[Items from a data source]
□ □ □ □ □ □ □
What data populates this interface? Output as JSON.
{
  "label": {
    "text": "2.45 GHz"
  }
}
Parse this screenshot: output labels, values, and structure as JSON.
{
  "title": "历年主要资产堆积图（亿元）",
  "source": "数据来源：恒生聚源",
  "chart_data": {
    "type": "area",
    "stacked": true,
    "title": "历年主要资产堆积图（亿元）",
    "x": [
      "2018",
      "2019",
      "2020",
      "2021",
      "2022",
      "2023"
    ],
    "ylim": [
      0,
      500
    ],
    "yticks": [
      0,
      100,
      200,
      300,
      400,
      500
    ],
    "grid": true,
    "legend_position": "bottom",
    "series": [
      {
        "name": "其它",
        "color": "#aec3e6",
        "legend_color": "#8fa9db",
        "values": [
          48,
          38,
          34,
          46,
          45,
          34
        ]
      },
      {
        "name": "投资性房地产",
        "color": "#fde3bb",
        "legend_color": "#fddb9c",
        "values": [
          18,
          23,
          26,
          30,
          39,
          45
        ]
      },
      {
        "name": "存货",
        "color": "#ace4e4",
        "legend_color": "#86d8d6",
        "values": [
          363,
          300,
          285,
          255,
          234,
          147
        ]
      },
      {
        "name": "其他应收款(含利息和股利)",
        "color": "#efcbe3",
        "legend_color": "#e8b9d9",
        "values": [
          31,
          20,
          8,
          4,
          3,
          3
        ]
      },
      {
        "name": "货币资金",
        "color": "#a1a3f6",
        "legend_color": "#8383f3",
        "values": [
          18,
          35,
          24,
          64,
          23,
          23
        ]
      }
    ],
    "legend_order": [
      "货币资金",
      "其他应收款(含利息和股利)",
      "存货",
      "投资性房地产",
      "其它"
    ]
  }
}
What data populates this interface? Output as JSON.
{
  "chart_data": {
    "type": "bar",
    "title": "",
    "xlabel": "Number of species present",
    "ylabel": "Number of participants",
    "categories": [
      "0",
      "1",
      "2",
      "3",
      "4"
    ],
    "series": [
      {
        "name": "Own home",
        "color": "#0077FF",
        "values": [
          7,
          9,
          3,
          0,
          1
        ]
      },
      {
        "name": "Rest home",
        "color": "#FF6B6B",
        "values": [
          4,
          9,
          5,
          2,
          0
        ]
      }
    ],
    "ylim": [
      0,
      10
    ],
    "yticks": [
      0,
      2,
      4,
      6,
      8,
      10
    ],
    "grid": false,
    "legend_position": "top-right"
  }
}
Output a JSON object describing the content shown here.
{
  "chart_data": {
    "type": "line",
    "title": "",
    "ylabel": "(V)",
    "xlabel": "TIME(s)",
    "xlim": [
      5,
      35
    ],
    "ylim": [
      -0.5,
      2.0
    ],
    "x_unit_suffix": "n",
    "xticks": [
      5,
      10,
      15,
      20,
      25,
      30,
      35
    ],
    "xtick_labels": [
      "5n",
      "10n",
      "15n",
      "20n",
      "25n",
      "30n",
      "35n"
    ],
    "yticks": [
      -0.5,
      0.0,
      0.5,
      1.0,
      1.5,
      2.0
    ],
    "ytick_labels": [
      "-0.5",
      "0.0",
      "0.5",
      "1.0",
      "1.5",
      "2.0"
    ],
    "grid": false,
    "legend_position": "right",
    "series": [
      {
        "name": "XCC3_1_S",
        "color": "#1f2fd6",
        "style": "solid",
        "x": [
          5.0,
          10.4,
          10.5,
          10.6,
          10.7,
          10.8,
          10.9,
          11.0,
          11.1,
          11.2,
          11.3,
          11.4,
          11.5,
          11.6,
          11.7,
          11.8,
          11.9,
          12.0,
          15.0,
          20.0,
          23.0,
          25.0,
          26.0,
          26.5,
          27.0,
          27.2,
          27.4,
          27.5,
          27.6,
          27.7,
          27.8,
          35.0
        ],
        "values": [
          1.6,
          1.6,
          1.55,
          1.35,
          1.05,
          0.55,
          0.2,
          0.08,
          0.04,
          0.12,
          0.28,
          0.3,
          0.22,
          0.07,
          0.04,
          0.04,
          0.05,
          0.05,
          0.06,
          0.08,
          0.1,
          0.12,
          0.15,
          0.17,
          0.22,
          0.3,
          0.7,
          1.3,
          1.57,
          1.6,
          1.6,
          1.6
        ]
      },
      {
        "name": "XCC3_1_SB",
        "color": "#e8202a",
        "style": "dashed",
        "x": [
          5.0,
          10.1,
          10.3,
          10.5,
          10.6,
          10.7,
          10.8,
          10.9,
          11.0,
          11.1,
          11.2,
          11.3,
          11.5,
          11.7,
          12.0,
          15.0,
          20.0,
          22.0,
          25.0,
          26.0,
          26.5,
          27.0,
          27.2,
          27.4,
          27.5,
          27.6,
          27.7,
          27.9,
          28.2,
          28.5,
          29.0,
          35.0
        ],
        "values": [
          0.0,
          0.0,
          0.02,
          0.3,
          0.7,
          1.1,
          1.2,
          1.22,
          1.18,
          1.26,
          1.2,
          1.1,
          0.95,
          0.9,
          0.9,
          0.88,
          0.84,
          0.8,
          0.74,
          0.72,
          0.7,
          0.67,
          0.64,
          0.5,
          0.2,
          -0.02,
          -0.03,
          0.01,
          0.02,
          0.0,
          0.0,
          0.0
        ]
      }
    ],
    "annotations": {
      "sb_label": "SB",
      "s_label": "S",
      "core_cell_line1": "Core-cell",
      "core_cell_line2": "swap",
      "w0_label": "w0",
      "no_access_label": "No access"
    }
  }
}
□ □ □ □ □ □ □
Write out the data again, exactly and in full.

▶ Solution below:
What data populates this interface? Output as JSON.
{
  "label": {
    "text": "2.45 GHz"
  }
}
Parse this screenshot: output labels, values, and structure as JSON.
{
  "title": "历年主要资产堆积图（亿元）",
  "source": "数据来源：恒生聚源",
  "chart_data": {
    "type": "area",
    "stacked": true,
    "title": "历年主要资产堆积图（亿元）",
    "x": [
      "2018",
      "2019",
      "2020",
      "2021",
      "2022",
      "2023"
    ],
    "ylim": [
      0,
      500
    ],
    "yticks": [
      0,
      100,
      200,
      300,
      400,
      500
    ],
    "grid": true,
    "legend_position": "bottom",
    "series": [
      {
        "name": "其它",
        "color": "#aec3e6",
        "legend_color": "#8fa9db",
        "values": [
          48,
          38,
          34,
          46,
          45,
          34
        ]
      },
      {
        "name": "投资性房地产",
        "color": "#fde3bb",
        "legend_color": "#fddb9c",
        "values": [
          18,
          23,
          26,
          30,
          39,
          45
        ]
      },
      {
        "name": "存货",
        "color": "#ace4e4",
        "legend_color": "#86d8d6",
        "values": [
          363,
          300,
          285,
          255,
          234,
          147
        ]
      },
      {
        "name": "其他应收款(含利息和股利)",
        "color": "#efcbe3",
        "legend_color": "#e8b9d9",
        "values": [
          31,
          20,
          8,
          4,
          3,
          3
        ]
      },
      {
        "name": "货币资金",
        "color": "#a1a3f6",
        "legend_color": "#8383f3",
        "values": [
          18,
          35,
          24,
          64,
          23,
          23
        ]
      }
    ],
    "legend_order": [
      "货币资金",
      "其他应收款(含利息和股利)",
      "存货",
      "投资性房地产",
      "其它"
    ]
  }
}
What data populates this interface? Output as JSON.
{
  "chart_data": {
    "type": "bar",
    "title": "",
    "xlabel": "Number of species present",
    "ylabel": "Number of participants",
    "categories": [
      "0",
      "1",
      "2",
      "3",
      "4"
    ],
    "series": [
      {
        "name": "Own home",
        "color": "#0077FF",
        "values": [
          7,
          9,
          3,
          0,
          1
        ]
      },
      {
        "name": "Rest home",
        "color": "#FF6B6B",
        "values": [
          4,
          9,
          5,
          2,
          0
        ]
      }
    ],
    "ylim": [
      0,
      10
    ],
    "yticks": [
      0,
      2,
      4,
      6,
      8,
      10
    ],
    "grid": false,
    "legend_position": "top-right"
  }
}
Output a JSON object describing the content shown here.
{
  "chart_data": {
    "type": "line",
    "title": "",
    "ylabel": "(V)",
    "xlabel": "TIME(s)",
    "xlim": [
      5,
      35
    ],
    "ylim": [
      -0.5,
      2.0
    ],
    "x_unit_suffix": "n",
    "xticks": [
      5,
      10,
      15,
      20,
      25,
      30,
      35
    ],
    "xtick_labels": [
      "5n",
      "10n",
      "15n",
      "20n",
      "25n",
      "30n",
      "35n"
    ],
    "yticks": [
      -0.5,
      0.0,
      0.5,
      1.0,
      1.5,
      2.0
    ],
    "ytick_labels": [
      "-0.5",
      "0.0",
      "0.5",
      "1.0",
      "1.5",
      "2.0"
    ],
    "grid": false,
    "legend_position": "right",
    "series": [
      {
        "name": "XCC3_1_S",
        "color": "#1f2fd6",
        "style": "solid",
        "x": [
          5.0,
          10.4,
          10.5,
          10.6,
          10.7,
          10.8,
          10.9,
          11.0,
          11.1,
          11.2,
          11.3,
          11.4,
          11.5,
          11.6,
          11.7,
          11.8,
          11.9,
          12.0,
          15.0,
          20.0,
          23.0,
          25.0,
          26.0,
          26.5,
          27.0,
          27.2,
          27.4,
          27.5,
          27.6,
          27.7,
          27.8,
          35.0
        ],
        "values": [
          1.6,
          1.6,
          1.55,
          1.35,
          1.05,
          0.55,
          0.2,
          0.08,
          0.04,
          0.12,
          0.28,
          0.3,
          0.22,
          0.07,
          0.04,
          0.04,
          0.05,
          0.05,
          0.06,
          0.08,
          0.1,
          0.12,
          0.15,
          0.17,
          0.22,
          0.3,
          0.7,
          1.3,
          1.57,
          1.6,
          1.6,
          1.6
        ]
      },
      {
        "name": "XCC3_1_SB",
        "color": "#e8202a",
        "style": "dashed",
        "x": [
          5.0,
          10.1,
          10.3,
          10.5,
          10.6,
          10.7,
          10.8,
          10.9,
          11.0,
          11.1,
          11.2,
          11.3,
          11.5,
          11.7,
          12.0,
          15.0,
          20.0,
          22.0,
          25.0,
          26.0,
          26.5,
          27.0,
          27.2,
          27.4,
          27.5,
          27.6,
          27.7,
          27.9,
          28.2,
          28.5,
          29.0,
          35.0
        ],
        "values": [
          0.0,
          0.0,
          0.02,
          0.3,
          0.7,
          1.1,
          1.2,
          1.22,
          1.18,
          1.26,
          1.2,
          1.1,
          0.95,
          0.9,
          0.9,
          0.88,
          0.84,
          0.8,
          0.74,
          0.72,
          0.7,
          0.67,
          0.64,
          0.5,
          0.2,
          -0.02,
          -0.03,
          0.01,
          0.02,
          0.0,
          0.0,
          0.0
        ]
      }
    ],
    "annotations": {
      "sb_label": "SB",
      "s_label": "S",
      "core_cell_line1": "Core-cell",
      "core_cell_line2": "swap",
      "w0_label": "w0",
      "no_access_label": "No access"
    }
  }
}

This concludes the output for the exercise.